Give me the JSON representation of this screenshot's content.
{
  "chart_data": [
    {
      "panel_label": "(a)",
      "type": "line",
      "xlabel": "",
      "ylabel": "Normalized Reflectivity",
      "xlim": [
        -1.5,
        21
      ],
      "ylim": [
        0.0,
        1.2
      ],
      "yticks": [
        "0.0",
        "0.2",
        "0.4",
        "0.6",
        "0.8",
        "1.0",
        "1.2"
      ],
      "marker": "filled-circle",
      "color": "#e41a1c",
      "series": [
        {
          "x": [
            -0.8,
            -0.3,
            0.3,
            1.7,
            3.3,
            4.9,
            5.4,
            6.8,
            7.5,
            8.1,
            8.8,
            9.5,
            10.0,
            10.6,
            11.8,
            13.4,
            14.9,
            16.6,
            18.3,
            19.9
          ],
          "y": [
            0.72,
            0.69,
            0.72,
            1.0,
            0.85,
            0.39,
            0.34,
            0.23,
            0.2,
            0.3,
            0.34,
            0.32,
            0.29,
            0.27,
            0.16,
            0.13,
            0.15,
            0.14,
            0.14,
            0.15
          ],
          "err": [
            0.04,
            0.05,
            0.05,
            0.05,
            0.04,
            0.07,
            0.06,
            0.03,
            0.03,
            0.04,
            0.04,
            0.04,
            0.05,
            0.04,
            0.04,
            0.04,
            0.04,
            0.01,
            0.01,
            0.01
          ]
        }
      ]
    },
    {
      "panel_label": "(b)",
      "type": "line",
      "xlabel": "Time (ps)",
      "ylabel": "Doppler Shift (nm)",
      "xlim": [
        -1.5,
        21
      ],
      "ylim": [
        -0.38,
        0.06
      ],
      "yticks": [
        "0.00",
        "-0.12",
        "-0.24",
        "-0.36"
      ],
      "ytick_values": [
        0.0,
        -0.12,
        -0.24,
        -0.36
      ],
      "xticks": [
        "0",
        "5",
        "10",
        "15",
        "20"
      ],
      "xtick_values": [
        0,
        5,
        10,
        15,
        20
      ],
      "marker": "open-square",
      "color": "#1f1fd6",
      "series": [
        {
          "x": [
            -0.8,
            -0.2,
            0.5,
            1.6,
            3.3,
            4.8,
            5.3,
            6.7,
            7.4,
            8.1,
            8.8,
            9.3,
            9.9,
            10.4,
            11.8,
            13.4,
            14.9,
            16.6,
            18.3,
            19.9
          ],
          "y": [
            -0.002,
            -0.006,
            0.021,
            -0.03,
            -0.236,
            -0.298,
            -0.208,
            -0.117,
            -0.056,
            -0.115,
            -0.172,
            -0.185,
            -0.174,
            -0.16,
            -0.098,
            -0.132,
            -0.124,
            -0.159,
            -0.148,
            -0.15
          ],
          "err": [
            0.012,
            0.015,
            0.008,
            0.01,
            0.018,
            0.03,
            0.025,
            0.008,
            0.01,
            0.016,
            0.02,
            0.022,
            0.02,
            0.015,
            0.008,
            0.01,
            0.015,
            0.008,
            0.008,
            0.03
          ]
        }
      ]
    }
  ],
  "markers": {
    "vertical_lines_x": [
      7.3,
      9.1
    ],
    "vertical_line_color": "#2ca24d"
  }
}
- - -
Exercise goal: The entries above must be returned exactly.

Result of this task:
Give me the JSON representation of this screenshot's content.
{
  "chart_data": [
    {
      "panel_label": "(a)",
      "type": "line",
      "xlabel": "",
      "ylabel": "Normalized Reflectivity",
      "xlim": [
        -1.5,
        21
      ],
      "ylim": [
        0.0,
        1.2
      ],
      "yticks": [
        "0.0",
        "0.2",
        "0.4",
        "0.6",
        "0.8",
        "1.0",
        "1.2"
      ],
      "marker": "filled-circle",
      "color": "#e41a1c",
      "series": [
        {
          "x": [
            -0.8,
            -0.3,
            0.3,
            1.7,
            3.3,
            4.9,
            5.4,
            6.8,
            7.5,
            8.1,
            8.8,
            9.5,
            10.0,
            10.6,
            11.8,
            13.4,
            14.9,
            16.6,
            18.3,
            19.9
          ],
          "y": [
            0.72,
            0.69,
            0.72,
            1.0,
            0.85,
            0.39,
            0.34,
            0.23,
            0.2,
            0.3,
            0.34,
            0.32,
            0.29,
            0.27,
            0.16,
            0.13,
            0.15,
            0.14,
            0.14,
            0.15
          ],
          "err": [
            0.04,
            0.05,
            0.05,
            0.05,
            0.04,
            0.07,
            0.06,
            0.03,
            0.03,
            0.04,
            0.04,
            0.04,
            0.05,
            0.04,
            0.04,
            0.04,
            0.04,
            0.01,
            0.01,
            0.01
          ]
        }
      ]
    },
    {
      "panel_label": "(b)",
      "type": "line",
      "xlabel": "Time (ps)",
      "ylabel": "Doppler Shift (nm)",
      "xlim": [
        -1.5,
        21
      ],
      "ylim": [
        -0.38,
        0.06
      ],
      "yticks": [
        "0.00",
        "-0.12",
        "-0.24",
        "-0.36"
      ],
      "ytick_values": [
        0.0,
        -0.12,
        -0.24,
        -0.36
      ],
      "xticks": [
        "0",
        "5",
        "10",
        "15",
        "20"
      ],
      "xtick_values": [
        0,
        5,
        10,
        15,
        20
      ],
      "marker": "open-square",
      "color": "#1f1fd6",
      "series": [
        {
          "x": [
            -0.8,
            -0.2,
            0.5,
            1.6,
            3.3,
            4.8,
            5.3,
            6.7,
            7.4,
            8.1,
            8.8,
            9.3,
            9.9,
            10.4,
            11.8,
            13.4,
            14.9,
            16.6,
            18.3,
            19.9
          ],
          "y": [
            -0.002,
            -0.006,
            0.021,
            -0.03,
            -0.236,
            -0.298,
            -0.208,
            -0.117,
            -0.056,
            -0.115,
            -0.172,
            -0.185,
            -0.174,
            -0.16,
            -0.098,
            -0.132,
            -0.124,
            -0.159,
            -0.148,
            -0.15
          ],
          "err": [
            0.012,
            0.015,
            0.008,
            0.01,
            0.018,
            0.03,
            0.025,
            0.008,
            0.01,
            0.016,
            0.02,
            0.022,
            0.02,
            0.015,
            0.008,
            0.01,
            0.015,
            0.008,
            0.008,
            0.03
          ]
        }
      ]
    }
  ],
  "markers": {
    "vertical_lines_x": [
      7.3,
      9.1
    ],
    "vertical_line_color": "#2ca24d"
  }
}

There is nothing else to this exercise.